Objective
Omit the pictures from the entries below and retype everything else exactly.

-.-.-

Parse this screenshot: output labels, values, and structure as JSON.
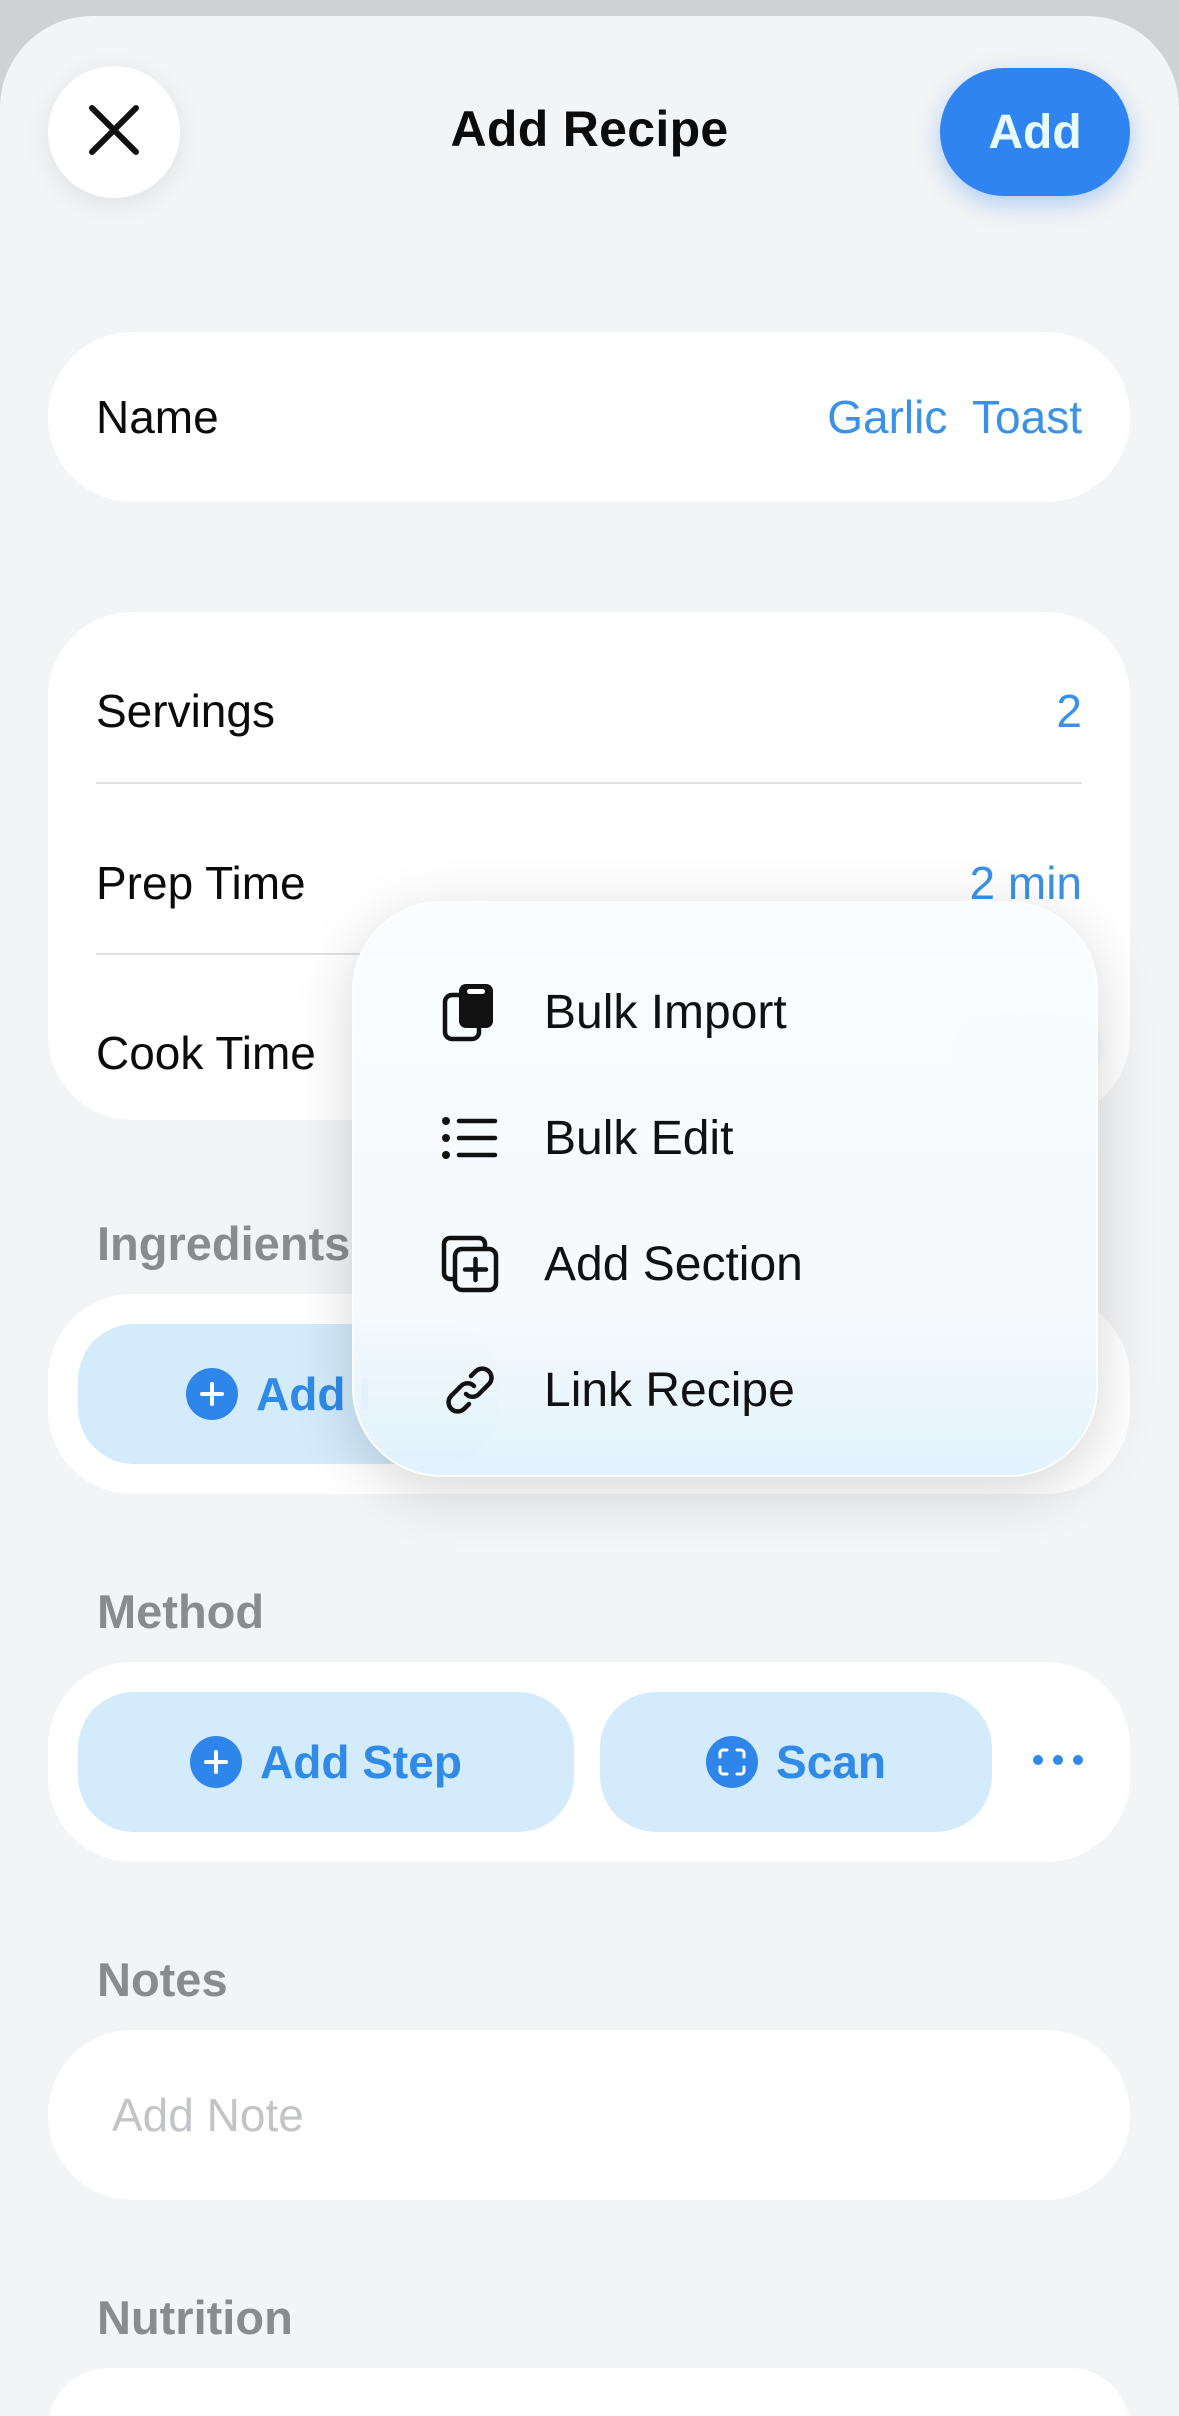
{
  "header": {
    "title": "Add Recipe",
    "close_icon": "close-icon",
    "add_label": "Add",
    "accent_color": "#2f84f2"
  },
  "name_row": {
    "label": "Name",
    "value": "Garlic  Toast"
  },
  "details": {
    "servings": {
      "label": "Servings",
      "value": "2"
    },
    "prep_time": {
      "label": "Prep Time",
      "value": "2 min"
    },
    "cook_time": {
      "label": "Cook Time"
    }
  },
  "ingredients": {
    "heading": "Ingredients",
    "add_button_label": "Add I"
  },
  "context_menu": {
    "items": [
      {
        "label": "Bulk Import",
        "icon": "bulk-import-icon"
      },
      {
        "label": "Bulk Edit",
        "icon": "list-icon"
      },
      {
        "label": "Add Section",
        "icon": "add-section-icon"
      },
      {
        "label": "Link Recipe",
        "icon": "link-icon"
      }
    ]
  },
  "method": {
    "heading": "Method",
    "add_step_label": "Add Step",
    "scan_label": "Scan",
    "more_icon": "ellipsis-icon"
  },
  "notes": {
    "heading": "Notes",
    "placeholder": "Add Note"
  },
  "nutrition": {
    "heading": "Nutrition"
  }
}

-.-.-

Exercise solution
Parse this screenshot: output labels, values, and structure as JSON.
{
  "header": {
    "title": "Add Recipe",
    "close_icon": "close-icon",
    "add_label": "Add",
    "accent_color": "#2f84f2"
  },
  "name_row": {
    "label": "Name",
    "value": "Garlic  Toast"
  },
  "details": {
    "servings": {
      "label": "Servings",
      "value": "2"
    },
    "prep_time": {
      "label": "Prep Time",
      "value": "2 min"
    },
    "cook_time": {
      "label": "Cook Time"
    }
  },
  "ingredients": {
    "heading": "Ingredients",
    "add_button_label": "Add I"
  },
  "context_menu": {
    "items": [
      {
        "label": "Bulk Import",
        "icon": "bulk-import-icon"
      },
      {
        "label": "Bulk Edit",
        "icon": "list-icon"
      },
      {
        "label": "Add Section",
        "icon": "add-section-icon"
      },
      {
        "label": "Link Recipe",
        "icon": "link-icon"
      }
    ]
  },
  "method": {
    "heading": "Method",
    "add_step_label": "Add Step",
    "scan_label": "Scan",
    "more_icon": "ellipsis-icon"
  },
  "notes": {
    "heading": "Notes",
    "placeholder": "Add Note"
  },
  "nutrition": {
    "heading": "Nutrition"
  }
}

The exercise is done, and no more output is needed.